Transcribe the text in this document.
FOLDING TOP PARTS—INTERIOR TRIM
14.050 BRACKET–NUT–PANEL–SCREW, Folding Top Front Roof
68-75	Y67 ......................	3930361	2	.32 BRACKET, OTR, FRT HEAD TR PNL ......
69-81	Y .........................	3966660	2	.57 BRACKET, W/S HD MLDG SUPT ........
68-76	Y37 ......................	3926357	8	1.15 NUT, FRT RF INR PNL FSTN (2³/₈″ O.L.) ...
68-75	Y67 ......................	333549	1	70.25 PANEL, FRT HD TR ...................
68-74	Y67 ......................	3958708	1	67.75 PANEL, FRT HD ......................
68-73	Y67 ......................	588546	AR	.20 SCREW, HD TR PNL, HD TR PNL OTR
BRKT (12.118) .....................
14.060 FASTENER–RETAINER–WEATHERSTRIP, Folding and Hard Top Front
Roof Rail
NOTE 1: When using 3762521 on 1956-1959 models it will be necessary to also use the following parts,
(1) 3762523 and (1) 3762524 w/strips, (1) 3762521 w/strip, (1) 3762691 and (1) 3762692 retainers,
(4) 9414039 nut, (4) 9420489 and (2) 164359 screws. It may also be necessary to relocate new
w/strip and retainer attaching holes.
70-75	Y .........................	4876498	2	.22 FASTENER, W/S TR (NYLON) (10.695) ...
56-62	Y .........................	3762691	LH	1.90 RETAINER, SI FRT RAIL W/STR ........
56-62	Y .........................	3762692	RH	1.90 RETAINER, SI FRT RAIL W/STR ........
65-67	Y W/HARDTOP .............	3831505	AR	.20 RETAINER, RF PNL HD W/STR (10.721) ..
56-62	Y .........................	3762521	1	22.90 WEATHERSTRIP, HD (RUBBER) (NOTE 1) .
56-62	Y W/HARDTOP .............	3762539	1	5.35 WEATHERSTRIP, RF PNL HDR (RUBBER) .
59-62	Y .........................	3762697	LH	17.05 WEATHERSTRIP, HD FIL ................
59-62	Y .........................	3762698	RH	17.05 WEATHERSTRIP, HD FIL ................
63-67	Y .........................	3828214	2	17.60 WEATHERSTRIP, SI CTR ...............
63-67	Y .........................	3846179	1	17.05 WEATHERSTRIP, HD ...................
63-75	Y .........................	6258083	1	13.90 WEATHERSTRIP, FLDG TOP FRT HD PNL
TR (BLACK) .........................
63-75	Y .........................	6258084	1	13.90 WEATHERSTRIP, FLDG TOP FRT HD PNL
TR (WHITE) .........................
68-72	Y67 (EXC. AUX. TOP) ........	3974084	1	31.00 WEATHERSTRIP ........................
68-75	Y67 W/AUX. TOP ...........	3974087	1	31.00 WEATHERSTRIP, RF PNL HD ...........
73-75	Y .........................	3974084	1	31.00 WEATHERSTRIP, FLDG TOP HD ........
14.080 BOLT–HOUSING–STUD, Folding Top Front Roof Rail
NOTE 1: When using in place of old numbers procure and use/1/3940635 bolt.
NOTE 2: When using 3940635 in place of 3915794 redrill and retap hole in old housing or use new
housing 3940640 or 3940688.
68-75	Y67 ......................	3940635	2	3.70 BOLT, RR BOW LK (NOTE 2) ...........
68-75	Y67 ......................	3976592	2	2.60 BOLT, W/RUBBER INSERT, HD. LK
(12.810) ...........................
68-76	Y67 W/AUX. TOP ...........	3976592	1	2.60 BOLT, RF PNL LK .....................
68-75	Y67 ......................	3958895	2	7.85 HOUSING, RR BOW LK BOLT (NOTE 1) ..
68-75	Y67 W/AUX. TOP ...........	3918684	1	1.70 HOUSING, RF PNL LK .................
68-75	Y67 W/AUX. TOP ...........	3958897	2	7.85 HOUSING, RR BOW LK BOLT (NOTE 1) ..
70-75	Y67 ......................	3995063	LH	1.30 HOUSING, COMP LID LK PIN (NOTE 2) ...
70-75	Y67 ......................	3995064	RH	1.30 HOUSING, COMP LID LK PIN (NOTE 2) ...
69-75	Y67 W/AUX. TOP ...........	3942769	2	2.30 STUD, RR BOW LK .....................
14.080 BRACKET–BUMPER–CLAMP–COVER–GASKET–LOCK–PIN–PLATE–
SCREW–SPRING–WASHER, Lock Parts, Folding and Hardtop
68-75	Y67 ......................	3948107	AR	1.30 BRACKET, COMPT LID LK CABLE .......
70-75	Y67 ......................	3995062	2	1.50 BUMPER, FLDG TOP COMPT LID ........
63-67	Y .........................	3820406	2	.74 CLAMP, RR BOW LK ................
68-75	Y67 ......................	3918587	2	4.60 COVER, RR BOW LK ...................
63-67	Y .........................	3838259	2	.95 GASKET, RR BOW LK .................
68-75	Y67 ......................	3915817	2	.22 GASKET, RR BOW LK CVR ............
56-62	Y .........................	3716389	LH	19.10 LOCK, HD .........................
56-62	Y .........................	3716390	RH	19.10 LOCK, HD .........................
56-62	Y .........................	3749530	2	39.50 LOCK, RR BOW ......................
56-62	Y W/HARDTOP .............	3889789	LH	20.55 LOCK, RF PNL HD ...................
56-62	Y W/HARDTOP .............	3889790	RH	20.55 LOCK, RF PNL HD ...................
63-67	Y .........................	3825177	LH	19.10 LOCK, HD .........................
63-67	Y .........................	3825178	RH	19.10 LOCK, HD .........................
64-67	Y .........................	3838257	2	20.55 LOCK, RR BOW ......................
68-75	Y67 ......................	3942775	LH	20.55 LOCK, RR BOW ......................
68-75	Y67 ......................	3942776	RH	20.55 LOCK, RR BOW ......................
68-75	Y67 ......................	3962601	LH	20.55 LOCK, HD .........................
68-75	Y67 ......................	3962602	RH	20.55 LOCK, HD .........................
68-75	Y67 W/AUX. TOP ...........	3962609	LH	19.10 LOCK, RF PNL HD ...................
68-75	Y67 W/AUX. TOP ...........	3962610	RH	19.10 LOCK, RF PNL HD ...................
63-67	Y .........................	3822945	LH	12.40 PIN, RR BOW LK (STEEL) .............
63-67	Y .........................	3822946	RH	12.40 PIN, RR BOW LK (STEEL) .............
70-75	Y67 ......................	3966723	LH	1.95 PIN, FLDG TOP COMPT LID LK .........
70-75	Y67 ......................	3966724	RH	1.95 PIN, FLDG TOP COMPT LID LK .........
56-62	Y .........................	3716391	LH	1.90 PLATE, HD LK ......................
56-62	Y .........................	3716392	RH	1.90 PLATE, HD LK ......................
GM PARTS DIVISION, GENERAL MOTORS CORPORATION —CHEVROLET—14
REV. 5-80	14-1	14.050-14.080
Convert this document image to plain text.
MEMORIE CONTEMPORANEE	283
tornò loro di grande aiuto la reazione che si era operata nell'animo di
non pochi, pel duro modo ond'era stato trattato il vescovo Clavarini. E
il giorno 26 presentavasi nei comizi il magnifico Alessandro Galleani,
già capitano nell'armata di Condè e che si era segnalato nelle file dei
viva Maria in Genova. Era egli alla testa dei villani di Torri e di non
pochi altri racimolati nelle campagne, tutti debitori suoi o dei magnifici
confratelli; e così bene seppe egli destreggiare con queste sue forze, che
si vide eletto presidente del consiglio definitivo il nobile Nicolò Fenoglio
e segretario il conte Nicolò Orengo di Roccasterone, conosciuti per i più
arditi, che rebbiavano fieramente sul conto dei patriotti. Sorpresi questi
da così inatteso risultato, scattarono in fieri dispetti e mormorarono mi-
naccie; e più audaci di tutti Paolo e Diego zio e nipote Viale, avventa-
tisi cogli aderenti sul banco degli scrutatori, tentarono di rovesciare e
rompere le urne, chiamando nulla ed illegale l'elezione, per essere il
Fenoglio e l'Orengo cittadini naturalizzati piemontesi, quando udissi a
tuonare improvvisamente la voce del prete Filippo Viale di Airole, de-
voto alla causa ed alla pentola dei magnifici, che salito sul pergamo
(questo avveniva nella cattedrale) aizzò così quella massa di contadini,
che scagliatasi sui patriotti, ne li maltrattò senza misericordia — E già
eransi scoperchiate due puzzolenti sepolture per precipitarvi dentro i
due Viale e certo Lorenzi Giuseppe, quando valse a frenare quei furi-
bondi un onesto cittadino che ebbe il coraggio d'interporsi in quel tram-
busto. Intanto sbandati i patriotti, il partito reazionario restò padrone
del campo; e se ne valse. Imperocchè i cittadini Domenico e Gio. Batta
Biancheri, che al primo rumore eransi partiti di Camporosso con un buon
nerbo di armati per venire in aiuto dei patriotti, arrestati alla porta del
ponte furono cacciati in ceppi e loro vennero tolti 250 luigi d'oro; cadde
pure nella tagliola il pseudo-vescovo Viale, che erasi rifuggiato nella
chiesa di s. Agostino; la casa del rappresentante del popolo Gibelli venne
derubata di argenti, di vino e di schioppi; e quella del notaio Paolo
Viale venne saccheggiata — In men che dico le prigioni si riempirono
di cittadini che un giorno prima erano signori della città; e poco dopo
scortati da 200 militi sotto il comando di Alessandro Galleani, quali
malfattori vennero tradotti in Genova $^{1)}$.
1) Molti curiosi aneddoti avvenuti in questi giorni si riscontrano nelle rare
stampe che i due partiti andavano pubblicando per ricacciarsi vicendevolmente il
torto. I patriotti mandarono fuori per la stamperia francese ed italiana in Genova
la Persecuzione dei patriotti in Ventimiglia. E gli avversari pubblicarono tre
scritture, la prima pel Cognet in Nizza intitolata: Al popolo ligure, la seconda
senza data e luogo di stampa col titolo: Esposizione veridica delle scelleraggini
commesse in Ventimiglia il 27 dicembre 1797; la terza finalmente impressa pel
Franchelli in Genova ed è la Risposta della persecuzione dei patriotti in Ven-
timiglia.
==*==
- **TASK BRIEF**: Find the word "BUMPER" in the data and copy out each line where it turns up.

- **ANSWER TO THE PROBLEM**:
14.080 BRACKET–BUMPER–CLAMP–COVER–GASKET–LOCK–PIN–PLATE–
70-75	Y67 ......................	3995062	2	1.50 BUMPER, FLDG TOP COMPT LID ........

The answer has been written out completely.